#### [Task requirements]
Will you print the material below without altering a single character?

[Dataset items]
— Begin —
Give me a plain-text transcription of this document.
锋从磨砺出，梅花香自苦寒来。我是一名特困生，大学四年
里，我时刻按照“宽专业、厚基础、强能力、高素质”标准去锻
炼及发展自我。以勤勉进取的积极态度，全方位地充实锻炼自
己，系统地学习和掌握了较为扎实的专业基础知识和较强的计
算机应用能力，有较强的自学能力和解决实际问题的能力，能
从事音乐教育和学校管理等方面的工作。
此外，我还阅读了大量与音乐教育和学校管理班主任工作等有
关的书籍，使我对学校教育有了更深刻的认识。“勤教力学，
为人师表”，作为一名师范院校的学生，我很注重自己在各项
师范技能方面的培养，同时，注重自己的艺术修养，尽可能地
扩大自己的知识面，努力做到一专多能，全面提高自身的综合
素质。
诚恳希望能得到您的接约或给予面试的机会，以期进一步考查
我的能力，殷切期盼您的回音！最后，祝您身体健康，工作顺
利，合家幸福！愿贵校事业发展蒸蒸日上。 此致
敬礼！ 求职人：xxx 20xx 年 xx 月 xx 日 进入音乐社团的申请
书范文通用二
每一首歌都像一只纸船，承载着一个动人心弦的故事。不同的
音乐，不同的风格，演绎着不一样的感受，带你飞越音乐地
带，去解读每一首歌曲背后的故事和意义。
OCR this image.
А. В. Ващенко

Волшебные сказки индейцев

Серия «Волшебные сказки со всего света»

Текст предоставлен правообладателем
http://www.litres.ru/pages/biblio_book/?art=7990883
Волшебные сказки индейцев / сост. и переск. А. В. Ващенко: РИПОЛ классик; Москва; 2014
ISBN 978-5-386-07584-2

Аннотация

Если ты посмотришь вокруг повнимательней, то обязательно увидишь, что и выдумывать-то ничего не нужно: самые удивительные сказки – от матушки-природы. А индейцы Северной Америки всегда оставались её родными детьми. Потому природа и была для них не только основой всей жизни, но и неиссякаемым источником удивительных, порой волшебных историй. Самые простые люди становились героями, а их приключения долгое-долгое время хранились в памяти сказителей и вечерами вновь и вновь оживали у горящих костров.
— End —
#### [Task output]
Give me a plain-text transcription of this document.
锋从磨砺出，梅花香自苦寒来。我是一名特困生，大学四年
里，我时刻按照“宽专业、厚基础、强能力、高素质”标准去锻
炼及发展自我。以勤勉进取的积极态度，全方位地充实锻炼自
己，系统地学习和掌握了较为扎实的专业基础知识和较强的计
算机应用能力，有较强的自学能力和解决实际问题的能力，能
从事音乐教育和学校管理等方面的工作。
此外，我还阅读了大量与音乐教育和学校管理班主任工作等有
关的书籍，使我对学校教育有了更深刻的认识。“勤教力学，
为人师表”，作为一名师范院校的学生，我很注重自己在各项
师范技能方面的培养，同时，注重自己的艺术修养，尽可能地
扩大自己的知识面，努力做到一专多能，全面提高自身的综合
素质。
诚恳希望能得到您的接约或给予面试的机会，以期进一步考查
我的能力，殷切期盼您的回音！最后，祝您身体健康，工作顺
利，合家幸福！愿贵校事业发展蒸蒸日上。 此致
敬礼！ 求职人：xxx 20xx 年 xx 月 xx 日 进入音乐社团的申请
书范文通用二
每一首歌都像一只纸船，承载着一个动人心弦的故事。不同的
音乐，不同的风格，演绎着不一样的感受，带你飞越音乐地
带，去解读每一首歌曲背后的故事和意义。
OCR this image.
А. В. Ващенко

Волшебные сказки индейцев

Серия «Волшебные сказки со всего света»

Текст предоставлен правообладателем
http://www.litres.ru/pages/biblio_book/?art=7990883
Волшебные сказки индейцев / сост. и переск. А. В. Ващенко: РИПОЛ классик; Москва; 2014
ISBN 978-5-386-07584-2

Аннотация

Если ты посмотришь вокруг повнимательней, то обязательно увидишь, что и выдумывать-то ничего не нужно: самые удивительные сказки – от матушки-природы. А индейцы Северной Америки всегда оставались её родными детьми. Потому природа и была для них не только основой всей жизни, но и неиссякаемым источником удивительных, порой волшебных историй. Самые простые люди становились героями, а их приключения долгое-долгое время хранились в памяти сказителей и вечерами вновь и вновь оживали у горящих костров.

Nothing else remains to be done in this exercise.